═══ The records

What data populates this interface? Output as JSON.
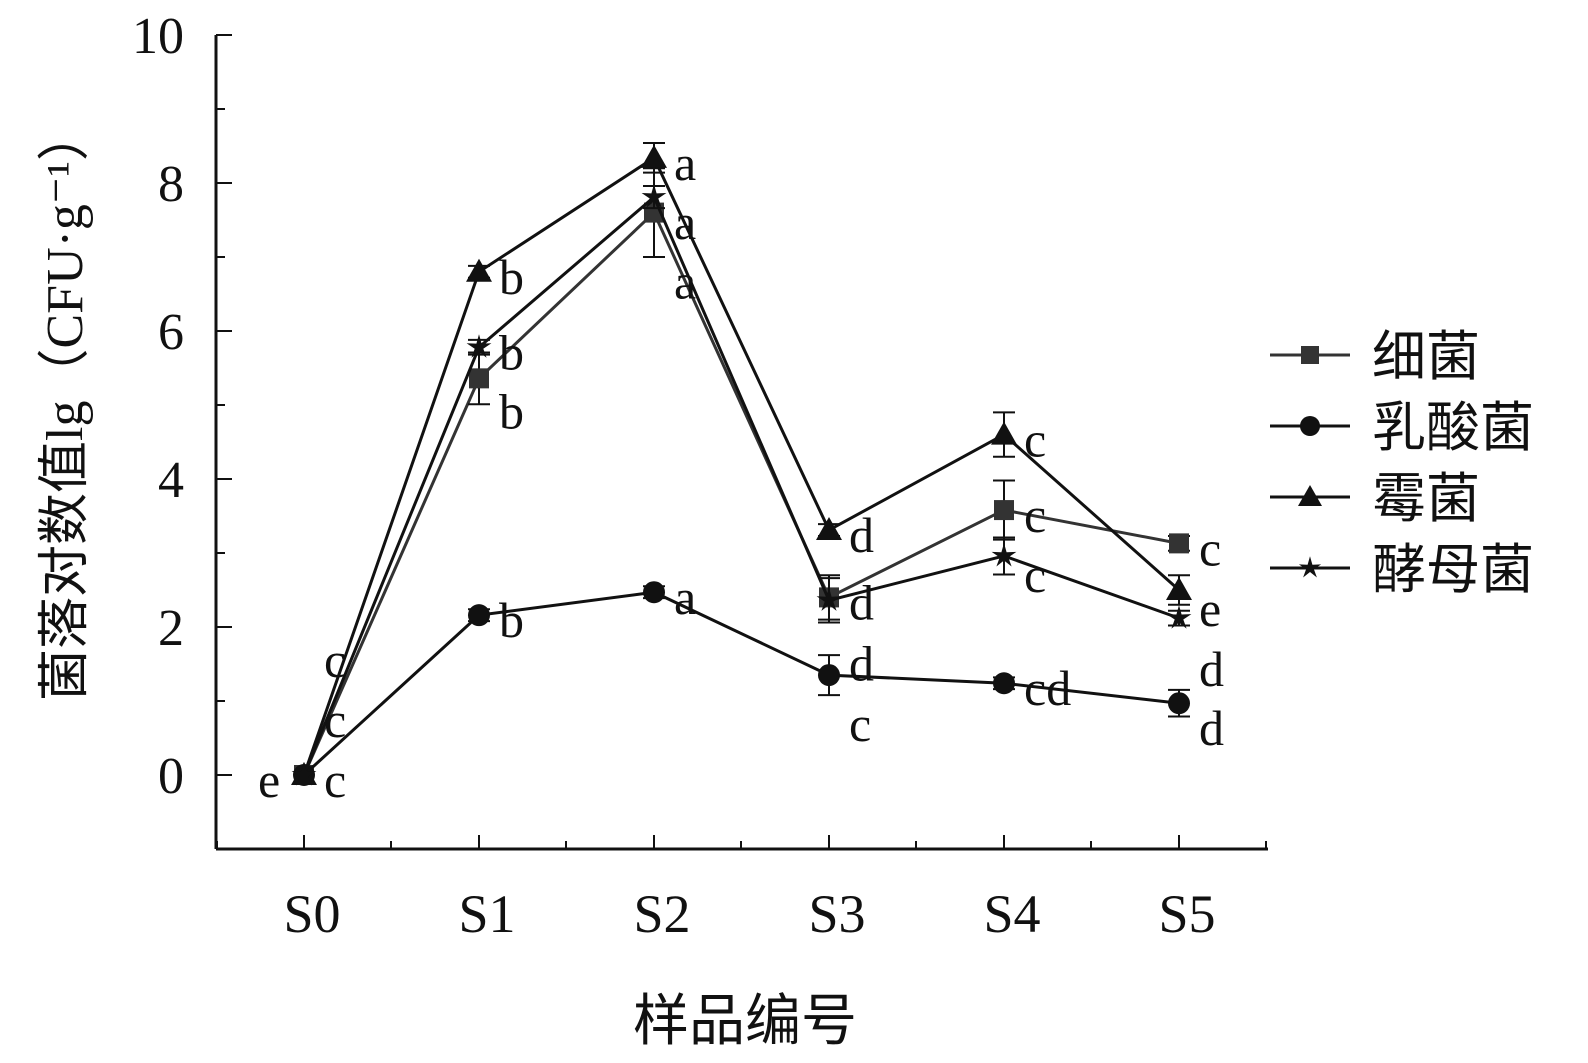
{
  "chart_data": {
    "type": "line",
    "title": "",
    "xlabel": "样品编号",
    "ylabel": "菌落对数值lg（CFU·g⁻¹）",
    "ylim": [
      -1,
      10
    ],
    "yticks": [
      0,
      2,
      4,
      6,
      8,
      10
    ],
    "categories": [
      "S0",
      "S1",
      "S2",
      "S3",
      "S4",
      "S5"
    ],
    "legend_position": "right",
    "series": [
      {
        "name": "细菌",
        "marker": "square",
        "color": "#333333",
        "values": [
          0,
          5.36,
          7.6,
          2.4,
          3.58,
          3.13
        ],
        "errors": [
          0,
          0.35,
          0.6,
          0.3,
          0.4,
          0.1
        ],
        "letters": [
          "c",
          "b",
          "a",
          "d",
          "c",
          "c"
        ]
      },
      {
        "name": "乳酸菌",
        "marker": "circle",
        "color": "#111111",
        "values": [
          0,
          2.16,
          2.47,
          1.35,
          1.24,
          0.97
        ],
        "errors": [
          0,
          0.08,
          0.08,
          0.27,
          0.08,
          0.18
        ],
        "letters": [
          "e",
          "b",
          "a",
          "c",
          "cd",
          "d"
        ]
      },
      {
        "name": "霉菌",
        "marker": "triangle",
        "color": "#111111",
        "values": [
          0,
          6.8,
          8.34,
          3.31,
          4.6,
          2.5
        ],
        "errors": [
          0,
          0.08,
          0.2,
          0.08,
          0.3,
          0.2
        ],
        "letters": [
          "c",
          "b",
          "a",
          "d",
          "c",
          "e"
        ]
      },
      {
        "name": "酵母菌",
        "marker": "star",
        "color": "#111111",
        "values": [
          0,
          5.78,
          7.81,
          2.36,
          2.96,
          2.12
        ],
        "errors": [
          0,
          0.1,
          0.15,
          0.3,
          0.25,
          0.1
        ],
        "letters": [
          "c",
          "b",
          "a",
          "d",
          "c",
          "d"
        ]
      }
    ]
  }
}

══════

Work to be completed.
Repeat the records word for word. Any picture in them should be left out.

Task result.
What data populates this interface? Output as JSON.
{
  "chart_data": {
    "type": "line",
    "title": "",
    "xlabel": "样品编号",
    "ylabel": "菌落对数值lg（CFU·g⁻¹）",
    "ylim": [
      -1,
      10
    ],
    "yticks": [
      0,
      2,
      4,
      6,
      8,
      10
    ],
    "categories": [
      "S0",
      "S1",
      "S2",
      "S3",
      "S4",
      "S5"
    ],
    "legend_position": "right",
    "series": [
      {
        "name": "细菌",
        "marker": "square",
        "color": "#333333",
        "values": [
          0,
          5.36,
          7.6,
          2.4,
          3.58,
          3.13
        ],
        "errors": [
          0,
          0.35,
          0.6,
          0.3,
          0.4,
          0.1
        ],
        "letters": [
          "c",
          "b",
          "a",
          "d",
          "c",
          "c"
        ]
      },
      {
        "name": "乳酸菌",
        "marker": "circle",
        "color": "#111111",
        "values": [
          0,
          2.16,
          2.47,
          1.35,
          1.24,
          0.97
        ],
        "errors": [
          0,
          0.08,
          0.08,
          0.27,
          0.08,
          0.18
        ],
        "letters": [
          "e",
          "b",
          "a",
          "c",
          "cd",
          "d"
        ]
      },
      {
        "name": "霉菌",
        "marker": "triangle",
        "color": "#111111",
        "values": [
          0,
          6.8,
          8.34,
          3.31,
          4.6,
          2.5
        ],
        "errors": [
          0,
          0.08,
          0.2,
          0.08,
          0.3,
          0.2
        ],
        "letters": [
          "c",
          "b",
          "a",
          "d",
          "c",
          "e"
        ]
      },
      {
        "name": "酵母菌",
        "marker": "star",
        "color": "#111111",
        "values": [
          0,
          5.78,
          7.81,
          2.36,
          2.96,
          2.12
        ],
        "errors": [
          0,
          0.1,
          0.15,
          0.3,
          0.25,
          0.1
        ],
        "letters": [
          "c",
          "b",
          "a",
          "d",
          "c",
          "d"
        ]
      }
    ]
  }
}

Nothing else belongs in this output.